* **AIM OF THE TASK**
Start to finish, reproduce the records below with nothing missing.

Items from a document page collection:
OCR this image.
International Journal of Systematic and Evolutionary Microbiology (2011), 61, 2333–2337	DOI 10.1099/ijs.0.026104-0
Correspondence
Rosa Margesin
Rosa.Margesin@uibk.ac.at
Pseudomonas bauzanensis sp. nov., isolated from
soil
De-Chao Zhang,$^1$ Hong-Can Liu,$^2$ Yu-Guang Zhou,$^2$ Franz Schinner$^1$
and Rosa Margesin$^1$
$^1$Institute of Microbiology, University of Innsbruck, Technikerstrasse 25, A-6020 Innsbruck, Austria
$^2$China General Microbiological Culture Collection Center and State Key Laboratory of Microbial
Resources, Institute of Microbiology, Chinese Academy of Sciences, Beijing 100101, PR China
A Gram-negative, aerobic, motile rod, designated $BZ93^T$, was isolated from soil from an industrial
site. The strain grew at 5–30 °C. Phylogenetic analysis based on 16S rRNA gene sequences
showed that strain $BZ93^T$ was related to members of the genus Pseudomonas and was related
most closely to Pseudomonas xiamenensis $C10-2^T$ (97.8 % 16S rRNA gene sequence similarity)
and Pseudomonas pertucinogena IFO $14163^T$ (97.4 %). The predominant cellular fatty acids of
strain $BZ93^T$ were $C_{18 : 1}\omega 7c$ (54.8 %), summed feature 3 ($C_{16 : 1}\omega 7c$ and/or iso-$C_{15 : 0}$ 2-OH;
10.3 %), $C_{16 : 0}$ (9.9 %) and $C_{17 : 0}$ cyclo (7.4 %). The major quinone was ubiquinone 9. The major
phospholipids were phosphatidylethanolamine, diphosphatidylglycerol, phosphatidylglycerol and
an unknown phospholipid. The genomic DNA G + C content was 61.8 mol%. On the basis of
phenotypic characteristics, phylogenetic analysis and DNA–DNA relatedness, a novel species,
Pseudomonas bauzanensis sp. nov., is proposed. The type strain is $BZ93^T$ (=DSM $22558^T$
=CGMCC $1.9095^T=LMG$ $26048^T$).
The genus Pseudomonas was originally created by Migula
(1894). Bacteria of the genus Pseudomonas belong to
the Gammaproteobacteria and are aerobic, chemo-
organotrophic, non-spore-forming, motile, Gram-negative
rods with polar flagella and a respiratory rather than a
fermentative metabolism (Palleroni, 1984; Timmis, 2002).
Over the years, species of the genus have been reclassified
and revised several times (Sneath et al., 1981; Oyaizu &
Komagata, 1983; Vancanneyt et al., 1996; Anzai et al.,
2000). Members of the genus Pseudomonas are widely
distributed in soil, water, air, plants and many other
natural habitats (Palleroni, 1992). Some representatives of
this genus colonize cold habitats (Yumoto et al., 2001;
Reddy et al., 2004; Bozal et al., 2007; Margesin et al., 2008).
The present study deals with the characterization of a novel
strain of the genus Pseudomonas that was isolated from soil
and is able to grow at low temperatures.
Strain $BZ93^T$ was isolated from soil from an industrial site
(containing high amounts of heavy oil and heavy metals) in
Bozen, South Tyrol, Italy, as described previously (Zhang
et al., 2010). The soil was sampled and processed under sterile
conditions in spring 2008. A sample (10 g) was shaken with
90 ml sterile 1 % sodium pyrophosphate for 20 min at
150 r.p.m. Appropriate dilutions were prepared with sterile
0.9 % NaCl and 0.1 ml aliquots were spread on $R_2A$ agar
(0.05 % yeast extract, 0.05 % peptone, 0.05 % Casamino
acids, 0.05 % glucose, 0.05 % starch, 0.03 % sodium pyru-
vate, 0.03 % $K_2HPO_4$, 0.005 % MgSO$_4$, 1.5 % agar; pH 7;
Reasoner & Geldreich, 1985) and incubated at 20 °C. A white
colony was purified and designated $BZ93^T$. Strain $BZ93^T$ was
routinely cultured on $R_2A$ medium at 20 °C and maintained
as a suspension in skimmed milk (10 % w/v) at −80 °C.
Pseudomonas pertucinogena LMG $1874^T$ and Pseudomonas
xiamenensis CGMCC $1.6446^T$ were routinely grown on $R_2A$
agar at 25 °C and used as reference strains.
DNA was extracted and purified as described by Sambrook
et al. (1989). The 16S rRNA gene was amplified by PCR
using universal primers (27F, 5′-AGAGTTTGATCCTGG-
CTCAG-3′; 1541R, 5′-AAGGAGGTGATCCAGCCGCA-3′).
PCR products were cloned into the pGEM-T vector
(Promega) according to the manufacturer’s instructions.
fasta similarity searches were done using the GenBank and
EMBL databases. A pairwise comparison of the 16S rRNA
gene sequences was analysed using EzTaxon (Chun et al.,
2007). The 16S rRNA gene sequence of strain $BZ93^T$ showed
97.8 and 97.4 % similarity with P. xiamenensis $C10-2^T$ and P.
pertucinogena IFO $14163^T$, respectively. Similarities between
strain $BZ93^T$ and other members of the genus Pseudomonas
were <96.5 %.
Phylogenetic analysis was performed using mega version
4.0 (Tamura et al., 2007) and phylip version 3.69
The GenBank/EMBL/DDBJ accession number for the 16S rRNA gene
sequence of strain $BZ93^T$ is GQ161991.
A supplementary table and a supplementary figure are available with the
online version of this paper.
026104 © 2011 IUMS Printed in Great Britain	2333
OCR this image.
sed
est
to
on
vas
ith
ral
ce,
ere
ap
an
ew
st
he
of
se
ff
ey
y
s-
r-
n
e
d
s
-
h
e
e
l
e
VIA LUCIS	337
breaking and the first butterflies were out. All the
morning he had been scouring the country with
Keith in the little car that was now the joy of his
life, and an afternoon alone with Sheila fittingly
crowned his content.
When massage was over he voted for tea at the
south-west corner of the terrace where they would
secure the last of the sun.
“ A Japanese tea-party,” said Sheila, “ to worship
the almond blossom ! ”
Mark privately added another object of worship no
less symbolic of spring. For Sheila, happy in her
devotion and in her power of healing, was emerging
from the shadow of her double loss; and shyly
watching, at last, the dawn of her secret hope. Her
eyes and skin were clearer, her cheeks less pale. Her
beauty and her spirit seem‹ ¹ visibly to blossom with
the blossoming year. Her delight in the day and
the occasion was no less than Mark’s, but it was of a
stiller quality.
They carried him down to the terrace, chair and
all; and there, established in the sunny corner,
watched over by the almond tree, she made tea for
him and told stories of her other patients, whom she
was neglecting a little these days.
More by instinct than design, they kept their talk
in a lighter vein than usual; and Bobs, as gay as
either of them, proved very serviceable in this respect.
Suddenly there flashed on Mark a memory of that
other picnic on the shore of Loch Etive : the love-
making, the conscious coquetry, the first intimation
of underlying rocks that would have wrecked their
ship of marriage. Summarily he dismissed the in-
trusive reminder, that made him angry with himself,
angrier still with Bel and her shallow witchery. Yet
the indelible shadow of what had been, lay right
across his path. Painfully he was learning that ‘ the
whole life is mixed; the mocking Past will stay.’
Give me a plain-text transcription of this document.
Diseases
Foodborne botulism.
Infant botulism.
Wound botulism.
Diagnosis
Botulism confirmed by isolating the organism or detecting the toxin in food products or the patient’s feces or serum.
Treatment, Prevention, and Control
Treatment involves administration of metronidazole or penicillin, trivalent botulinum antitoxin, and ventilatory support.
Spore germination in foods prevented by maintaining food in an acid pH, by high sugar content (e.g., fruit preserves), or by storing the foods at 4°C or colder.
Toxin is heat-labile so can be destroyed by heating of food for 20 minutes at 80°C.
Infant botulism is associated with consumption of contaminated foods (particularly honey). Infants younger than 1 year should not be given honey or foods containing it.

* **WRITTEN SOLUTION**
OCR this image.
International Journal of Systematic and Evolutionary Microbiology (2011), 61, 2333–2337	DOI 10.1099/ijs.0.026104-0
Correspondence
Rosa Margesin
Rosa.Margesin@uibk.ac.at
Pseudomonas bauzanensis sp. nov., isolated from
soil
De-Chao Zhang,$^1$ Hong-Can Liu,$^2$ Yu-Guang Zhou,$^2$ Franz Schinner$^1$
and Rosa Margesin$^1$
$^1$Institute of Microbiology, University of Innsbruck, Technikerstrasse 25, A-6020 Innsbruck, Austria
$^2$China General Microbiological Culture Collection Center and State Key Laboratory of Microbial
Resources, Institute of Microbiology, Chinese Academy of Sciences, Beijing 100101, PR China
A Gram-negative, aerobic, motile rod, designated $BZ93^T$, was isolated from soil from an industrial
site. The strain grew at 5–30 °C. Phylogenetic analysis based on 16S rRNA gene sequences
showed that strain $BZ93^T$ was related to members of the genus Pseudomonas and was related
most closely to Pseudomonas xiamenensis $C10-2^T$ (97.8 % 16S rRNA gene sequence similarity)
and Pseudomonas pertucinogena IFO $14163^T$ (97.4 %). The predominant cellular fatty acids of
strain $BZ93^T$ were $C_{18 : 1}\omega 7c$ (54.8 %), summed feature 3 ($C_{16 : 1}\omega 7c$ and/or iso-$C_{15 : 0}$ 2-OH;
10.3 %), $C_{16 : 0}$ (9.9 %) and $C_{17 : 0}$ cyclo (7.4 %). The major quinone was ubiquinone 9. The major
phospholipids were phosphatidylethanolamine, diphosphatidylglycerol, phosphatidylglycerol and
an unknown phospholipid. The genomic DNA G + C content was 61.8 mol%. On the basis of
phenotypic characteristics, phylogenetic analysis and DNA–DNA relatedness, a novel species,
Pseudomonas bauzanensis sp. nov., is proposed. The type strain is $BZ93^T$ (=DSM $22558^T$
=CGMCC $1.9095^T=LMG$ $26048^T$).
The genus Pseudomonas was originally created by Migula
(1894). Bacteria of the genus Pseudomonas belong to
the Gammaproteobacteria and are aerobic, chemo-
organotrophic, non-spore-forming, motile, Gram-negative
rods with polar flagella and a respiratory rather than a
fermentative metabolism (Palleroni, 1984; Timmis, 2002).
Over the years, species of the genus have been reclassified
and revised several times (Sneath et al., 1981; Oyaizu &
Komagata, 1983; Vancanneyt et al., 1996; Anzai et al.,
2000). Members of the genus Pseudomonas are widely
distributed in soil, water, air, plants and many other
natural habitats (Palleroni, 1992). Some representatives of
this genus colonize cold habitats (Yumoto et al., 2001;
Reddy et al., 2004; Bozal et al., 2007; Margesin et al., 2008).
The present study deals with the characterization of a novel
strain of the genus Pseudomonas that was isolated from soil
and is able to grow at low temperatures.
Strain $BZ93^T$ was isolated from soil from an industrial site
(containing high amounts of heavy oil and heavy metals) in
Bozen, South Tyrol, Italy, as described previously (Zhang
et al., 2010). The soil was sampled and processed under sterile
conditions in spring 2008. A sample (10 g) was shaken with
90 ml sterile 1 % sodium pyrophosphate for 20 min at
150 r.p.m. Appropriate dilutions were prepared with sterile
0.9 % NaCl and 0.1 ml aliquots were spread on $R_2A$ agar
(0.05 % yeast extract, 0.05 % peptone, 0.05 % Casamino
acids, 0.05 % glucose, 0.05 % starch, 0.03 % sodium pyru-
vate, 0.03 % $K_2HPO_4$, 0.005 % MgSO$_4$, 1.5 % agar; pH 7;
Reasoner & Geldreich, 1985) and incubated at 20 °C. A white
colony was purified and designated $BZ93^T$. Strain $BZ93^T$ was
routinely cultured on $R_2A$ medium at 20 °C and maintained
as a suspension in skimmed milk (10 % w/v) at −80 °C.
Pseudomonas pertucinogena LMG $1874^T$ and Pseudomonas
xiamenensis CGMCC $1.6446^T$ were routinely grown on $R_2A$
agar at 25 °C and used as reference strains.
DNA was extracted and purified as described by Sambrook
et al. (1989). The 16S rRNA gene was amplified by PCR
using universal primers (27F, 5′-AGAGTTTGATCCTGG-
CTCAG-3′; 1541R, 5′-AAGGAGGTGATCCAGCCGCA-3′).
PCR products were cloned into the pGEM-T vector
(Promega) according to the manufacturer’s instructions.
fasta similarity searches were done using the GenBank and
EMBL databases. A pairwise comparison of the 16S rRNA
gene sequences was analysed using EzTaxon (Chun et al.,
2007). The 16S rRNA gene sequence of strain $BZ93^T$ showed
97.8 and 97.4 % similarity with P. xiamenensis $C10-2^T$ and P.
pertucinogena IFO $14163^T$, respectively. Similarities between
strain $BZ93^T$ and other members of the genus Pseudomonas
were <96.5 %.
Phylogenetic analysis was performed using mega version
4.0 (Tamura et al., 2007) and phylip version 3.69
The GenBank/EMBL/DDBJ accession number for the 16S rRNA gene
sequence of strain $BZ93^T$ is GQ161991.
A supplementary table and a supplementary figure are available with the
online version of this paper.
026104 © 2011 IUMS Printed in Great Britain	2333
OCR this image.
sed
est
to
on
vas
ith
ral
ce,
ere
ap
an
ew
st
he
of
se
ff
ey
y
s-
r-
n
e
d
s
-
h
e
e
l
e
VIA LUCIS	337
breaking and the first butterflies were out. All the
morning he had been scouring the country with
Keith in the little car that was now the joy of his
life, and an afternoon alone with Sheila fittingly
crowned his content.
When massage was over he voted for tea at the
south-west corner of the terrace where they would
secure the last of the sun.
“ A Japanese tea-party,” said Sheila, “ to worship
the almond blossom ! ”
Mark privately added another object of worship no
less symbolic of spring. For Sheila, happy in her
devotion and in her power of healing, was emerging
from the shadow of her double loss; and shyly
watching, at last, the dawn of her secret hope. Her
eyes and skin were clearer, her cheeks less pale. Her
beauty and her spirit seem‹ ¹ visibly to blossom with
the blossoming year. Her delight in the day and
the occasion was no less than Mark’s, but it was of a
stiller quality.
They carried him down to the terrace, chair and
all; and there, established in the sunny corner,
watched over by the almond tree, she made tea for
him and told stories of her other patients, whom she
was neglecting a little these days.
More by instinct than design, they kept their talk
in a lighter vein than usual; and Bobs, as gay as
either of them, proved very serviceable in this respect.
Suddenly there flashed on Mark a memory of that
other picnic on the shore of Loch Etive : the love-
making, the conscious coquetry, the first intimation
of underlying rocks that would have wrecked their
ship of marriage. Summarily he dismissed the in-
trusive reminder, that made him angry with himself,
angrier still with Bel and her shallow witchery. Yet
the indelible shadow of what had been, lay right
across his path. Painfully he was learning that ‘ the
whole life is mixed; the mocking Past will stay.’
Give me a plain-text transcription of this document.
Diseases
Foodborne botulism.
Infant botulism.
Wound botulism.
Diagnosis
Botulism confirmed by isolating the organism or detecting the toxin in food products or the patient’s feces or serum.
Treatment, Prevention, and Control
Treatment involves administration of metronidazole or penicillin, trivalent botulinum antitoxin, and ventilatory support.
Spore germination in foods prevented by maintaining food in an acid pH, by high sugar content (e.g., fruit preserves), or by storing the foods at 4°C or colder.
Toxin is heat-labile so can be destroyed by heating of food for 20 minutes at 80°C.
Infant botulism is associated with consumption of contaminated foods (particularly honey). Infants younger than 1 year should not be given honey or foods containing it.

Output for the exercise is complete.